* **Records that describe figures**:
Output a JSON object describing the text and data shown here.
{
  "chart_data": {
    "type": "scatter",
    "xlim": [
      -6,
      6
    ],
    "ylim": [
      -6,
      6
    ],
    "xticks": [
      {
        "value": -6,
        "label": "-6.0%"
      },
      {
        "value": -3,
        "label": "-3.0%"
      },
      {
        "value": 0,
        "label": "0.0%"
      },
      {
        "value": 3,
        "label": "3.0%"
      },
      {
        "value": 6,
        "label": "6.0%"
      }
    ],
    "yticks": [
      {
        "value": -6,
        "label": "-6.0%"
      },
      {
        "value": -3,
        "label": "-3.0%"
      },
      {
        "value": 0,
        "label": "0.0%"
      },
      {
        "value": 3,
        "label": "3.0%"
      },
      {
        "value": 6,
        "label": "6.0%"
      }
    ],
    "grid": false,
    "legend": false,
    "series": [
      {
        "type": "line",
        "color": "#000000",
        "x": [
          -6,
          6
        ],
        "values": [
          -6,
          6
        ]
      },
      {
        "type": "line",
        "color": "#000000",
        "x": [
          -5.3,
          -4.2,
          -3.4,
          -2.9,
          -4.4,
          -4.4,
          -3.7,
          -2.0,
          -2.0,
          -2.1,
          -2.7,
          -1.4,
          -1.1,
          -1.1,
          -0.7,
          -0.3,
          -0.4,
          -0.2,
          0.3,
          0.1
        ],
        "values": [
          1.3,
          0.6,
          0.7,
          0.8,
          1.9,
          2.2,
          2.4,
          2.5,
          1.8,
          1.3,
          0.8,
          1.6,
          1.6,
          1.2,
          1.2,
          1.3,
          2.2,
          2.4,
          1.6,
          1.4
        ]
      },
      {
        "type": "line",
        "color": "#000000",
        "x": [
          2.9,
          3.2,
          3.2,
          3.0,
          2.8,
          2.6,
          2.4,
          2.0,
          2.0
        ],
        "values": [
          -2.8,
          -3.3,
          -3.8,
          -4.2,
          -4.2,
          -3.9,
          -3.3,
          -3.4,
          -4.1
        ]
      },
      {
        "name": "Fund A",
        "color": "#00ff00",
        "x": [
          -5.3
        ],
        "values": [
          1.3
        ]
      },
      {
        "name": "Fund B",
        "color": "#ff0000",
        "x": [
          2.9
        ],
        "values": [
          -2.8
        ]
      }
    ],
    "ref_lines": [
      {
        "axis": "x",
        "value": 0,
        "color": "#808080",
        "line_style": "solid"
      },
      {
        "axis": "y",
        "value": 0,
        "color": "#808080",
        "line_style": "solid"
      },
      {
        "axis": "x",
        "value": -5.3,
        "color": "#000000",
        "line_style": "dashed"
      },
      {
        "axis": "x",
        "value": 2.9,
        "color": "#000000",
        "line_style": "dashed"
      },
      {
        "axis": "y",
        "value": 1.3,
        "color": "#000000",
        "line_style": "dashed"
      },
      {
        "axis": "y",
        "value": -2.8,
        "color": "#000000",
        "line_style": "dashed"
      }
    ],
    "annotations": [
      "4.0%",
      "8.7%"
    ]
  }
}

* **Your goal**:
Repeat all of the entries exactly.

* **Solved problem**:
Output a JSON object describing the text and data shown here.
{
  "chart_data": {
    "type": "scatter",
    "xlim": [
      -6,
      6
    ],
    "ylim": [
      -6,
      6
    ],
    "xticks": [
      {
        "value": -6,
        "label": "-6.0%"
      },
      {
        "value": -3,
        "label": "-3.0%"
      },
      {
        "value": 0,
        "label": "0.0%"
      },
      {
        "value": 3,
        "label": "3.0%"
      },
      {
        "value": 6,
        "label": "6.0%"
      }
    ],
    "yticks": [
      {
        "value": -6,
        "label": "-6.0%"
      },
      {
        "value": -3,
        "label": "-3.0%"
      },
      {
        "value": 0,
        "label": "0.0%"
      },
      {
        "value": 3,
        "label": "3.0%"
      },
      {
        "value": 6,
        "label": "6.0%"
      }
    ],
    "grid": false,
    "legend": false,
    "series": [
      {
        "type": "line",
        "color": "#000000",
        "x": [
          -6,
          6
        ],
        "values": [
          -6,
          6
        ]
      },
      {
        "type": "line",
        "color": "#000000",
        "x": [
          -5.3,
          -4.2,
          -3.4,
          -2.9,
          -4.4,
          -4.4,
          -3.7,
          -2.0,
          -2.0,
          -2.1,
          -2.7,
          -1.4,
          -1.1,
          -1.1,
          -0.7,
          -0.3,
          -0.4,
          -0.2,
          0.3,
          0.1
        ],
        "values": [
          1.3,
          0.6,
          0.7,
          0.8,
          1.9,
          2.2,
          2.4,
          2.5,
          1.8,
          1.3,
          0.8,
          1.6,
          1.6,
          1.2,
          1.2,
          1.3,
          2.2,
          2.4,
          1.6,
          1.4
        ]
      },
      {
        "type": "line",
        "color": "#000000",
        "x": [
          2.9,
          3.2,
          3.2,
          3.0,
          2.8,
          2.6,
          2.4,
          2.0,
          2.0
        ],
        "values": [
          -2.8,
          -3.3,
          -3.8,
          -4.2,
          -4.2,
          -3.9,
          -3.3,
          -3.4,
          -4.1
        ]
      },
      {
        "name": "Fund A",
        "color": "#00ff00",
        "x": [
          -5.3
        ],
        "values": [
          1.3
        ]
      },
      {
        "name": "Fund B",
        "color": "#ff0000",
        "x": [
          2.9
        ],
        "values": [
          -2.8
        ]
      }
    ],
    "ref_lines": [
      {
        "axis": "x",
        "value": 0,
        "color": "#808080",
        "line_style": "solid"
      },
      {
        "axis": "y",
        "value": 0,
        "color": "#808080",
        "line_style": "solid"
      },
      {
        "axis": "x",
        "value": -5.3,
        "color": "#000000",
        "line_style": "dashed"
      },
      {
        "axis": "x",
        "value": 2.9,
        "color": "#000000",
        "line_style": "dashed"
      },
      {
        "axis": "y",
        "value": 1.3,
        "color": "#000000",
        "line_style": "dashed"
      },
      {
        "axis": "y",
        "value": -2.8,
        "color": "#000000",
        "line_style": "dashed"
      }
    ],
    "annotations": [
      "4.0%",
      "8.7%"
    ]
  }
}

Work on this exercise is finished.